■ Provided information ■
○ ○ ○ ○ ○
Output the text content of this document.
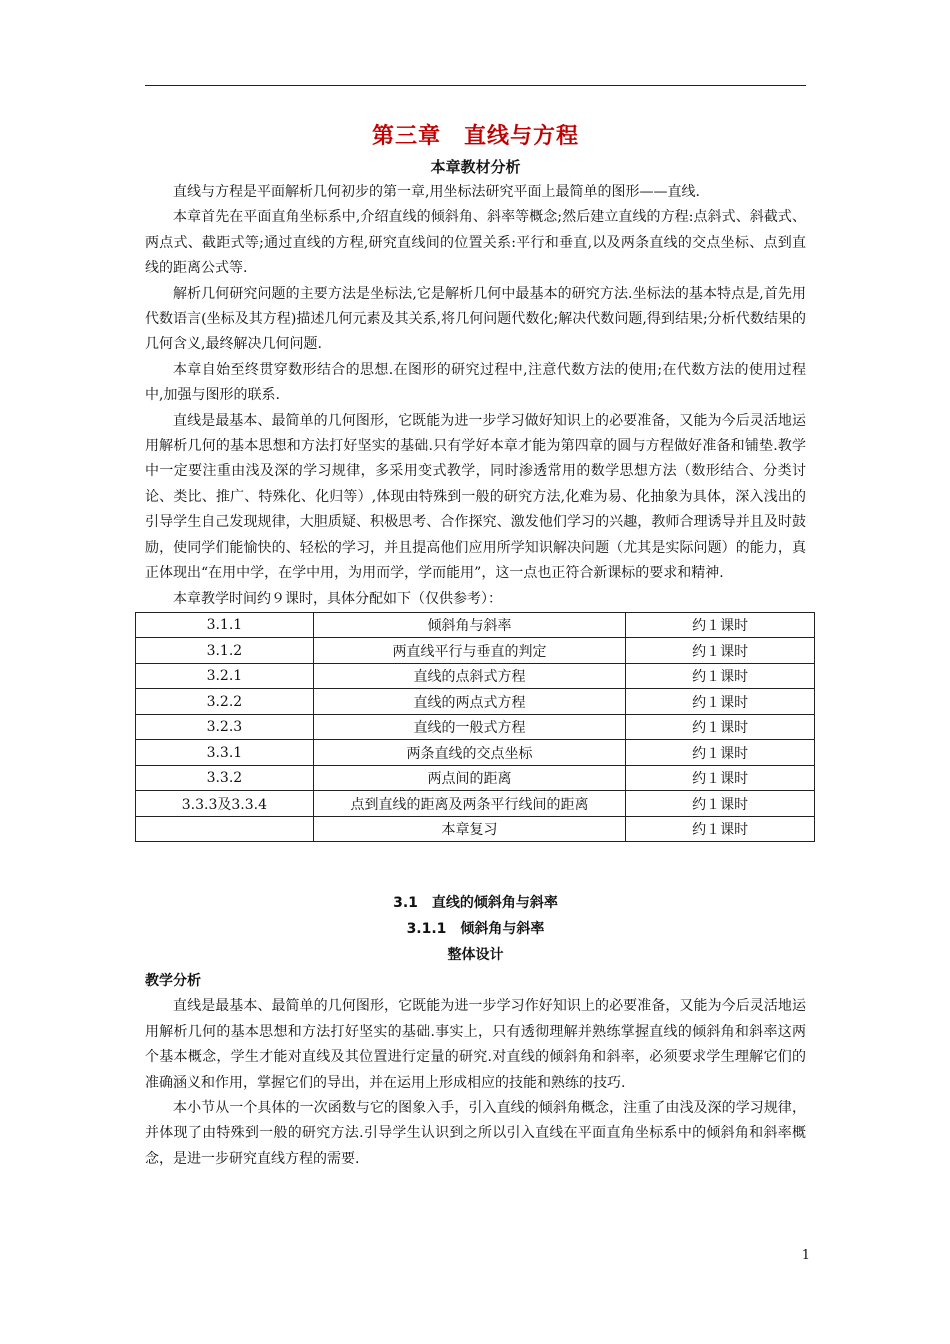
第三章　直线与方程
本章教材分析

直线与方程是平面解析几何初步的第一章,用坐标法研究平面上最简单的图形——直线.

本章首先在平面直角坐标系中,介绍直线的倾斜角、斜率等概念;然后建立直线的方程:点斜式、斜截式、两点式、截距式等;通过直线的方程,研究直线间的位置关系:平行和垂直,以及两条直线的交点坐标、点到直线的距离公式等.

解析几何研究问题的主要方法是坐标法,它是解析几何中最基本的研究方法.坐标法的基本特点是,首先用代数语言(坐标及其方程)描述几何元素及其关系,将几何问题代数化;解决代数问题,得到结果;分析代数结果的几何含义,最终解决几何问题.

本章自始至终贯穿数形结合的思想.在图形的研究过程中,注意代数方法的使用;在代数方法的使用过程中,加强与图形的联系.

直线是最基本、最简单的几何图形，它既能为进一步学习做好知识上的必要准备，又能为今后灵活地运用解析几何的基本思想和方法打好坚实的基础.只有学好本章才能为第四章的圆与方程做好准备和铺垫.教学中一定要注重由浅及深的学习规律，多采用变式教学，同时渗透常用的数学思想方法（数形结合、分类讨论、类比、推广、特殊化、化归等）,体现由特殊到一般的研究方法,化难为易、化抽象为具体，深入浅出的引导学生自己发现规律，大胆质疑、积极思考、合作探究、激发他们学习的兴趣，教师合理诱导并且及时鼓励，使同学们能愉快的、轻松的学习，并且提高他们应用所学知识解决问题（尤其是实际问题）的能力，真正体现出“在用中学，在学中用，为用而学，学而能用”，这一点也正符合新课标的要求和精神.

本章教学时间约９课时，具体分配如下（仅供参考）：

3.1.1	倾斜角与斜率	约１课时
3.1.2	两直线平行与垂直的判定	约１课时
3.2.1	直线的点斜式方程	约１课时
3.2.2	直线的两点式方程	约１课时
3.2.3	直线的一般式方程	约１课时
3.3.1	两条直线的交点坐标	约１课时
3.3.2	两点间的距离	约１课时
3.3.3及3.3.4	点到直线的距离及两条平行线间的距离	约１课时
	本章复习	约１课时
3.1　直线的倾斜角与斜率
3.1.1　倾斜角与斜率
整体设计
教学分析

直线是最基本、最简单的几何图形，它既能为进一步学习作好知识上的必要准备，又能为今后灵活地运用解析几何的基本思想和方法打好坚实的基础.事实上，只有透彻理解并熟练掌握直线的倾斜角和斜率这两个基本概念，学生才能对直线及其位置进行定量的研究.对直线的倾斜角和斜率，必须要求学生理解它们的准确涵义和作用，掌握它们的导出，并在运用上形成相应的技能和熟练的技巧.

本小节从一个具体的一次函数与它的图象入手，引入直线的倾斜角概念，注重了由浅及深的学习规律，并体现了由特殊到一般的研究方法.引导学生认识到之所以引入直线在平面直角坐标系中的倾斜角和斜率概念，是进一步研究直线方程的需要.

1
○ ○ ○ ○ ○
■ Given problem ■
Skip the images and write out the rest of the listing exactly.

■ Correct output ■
Output the text content of this document.
第三章　直线与方程
本章教材分析

直线与方程是平面解析几何初步的第一章,用坐标法研究平面上最简单的图形——直线.

本章首先在平面直角坐标系中,介绍直线的倾斜角、斜率等概念;然后建立直线的方程:点斜式、斜截式、两点式、截距式等;通过直线的方程,研究直线间的位置关系:平行和垂直,以及两条直线的交点坐标、点到直线的距离公式等.

解析几何研究问题的主要方法是坐标法,它是解析几何中最基本的研究方法.坐标法的基本特点是,首先用代数语言(坐标及其方程)描述几何元素及其关系,将几何问题代数化;解决代数问题,得到结果;分析代数结果的几何含义,最终解决几何问题.

本章自始至终贯穿数形结合的思想.在图形的研究过程中,注意代数方法的使用;在代数方法的使用过程中,加强与图形的联系.

直线是最基本、最简单的几何图形，它既能为进一步学习做好知识上的必要准备，又能为今后灵活地运用解析几何的基本思想和方法打好坚实的基础.只有学好本章才能为第四章的圆与方程做好准备和铺垫.教学中一定要注重由浅及深的学习规律，多采用变式教学，同时渗透常用的数学思想方法（数形结合、分类讨论、类比、推广、特殊化、化归等）,体现由特殊到一般的研究方法,化难为易、化抽象为具体，深入浅出的引导学生自己发现规律，大胆质疑、积极思考、合作探究、激发他们学习的兴趣，教师合理诱导并且及时鼓励，使同学们能愉快的、轻松的学习，并且提高他们应用所学知识解决问题（尤其是实际问题）的能力，真正体现出“在用中学，在学中用，为用而学，学而能用”，这一点也正符合新课标的要求和精神.

本章教学时间约９课时，具体分配如下（仅供参考）：

3.1.1	倾斜角与斜率	约１课时
3.1.2	两直线平行与垂直的判定	约１课时
3.2.1	直线的点斜式方程	约１课时
3.2.2	直线的两点式方程	约１课时
3.2.3	直线的一般式方程	约１课时
3.3.1	两条直线的交点坐标	约１课时
3.3.2	两点间的距离	约１课时
3.3.3及3.3.4	点到直线的距离及两条平行线间的距离	约１课时
	本章复习	约１课时
3.1　直线的倾斜角与斜率
3.1.1　倾斜角与斜率
整体设计
教学分析

直线是最基本、最简单的几何图形，它既能为进一步学习作好知识上的必要准备，又能为今后灵活地运用解析几何的基本思想和方法打好坚实的基础.事实上，只有透彻理解并熟练掌握直线的倾斜角和斜率这两个基本概念，学生才能对直线及其位置进行定量的研究.对直线的倾斜角和斜率，必须要求学生理解它们的准确涵义和作用，掌握它们的导出，并在运用上形成相应的技能和熟练的技巧.

本小节从一个具体的一次函数与它的图象入手，引入直线的倾斜角概念，注重了由浅及深的学习规律，并体现了由特殊到一般的研究方法.引导学生认识到之所以引入直线在平面直角坐标系中的倾斜角和斜率概念，是进一步研究直线方程的需要.

1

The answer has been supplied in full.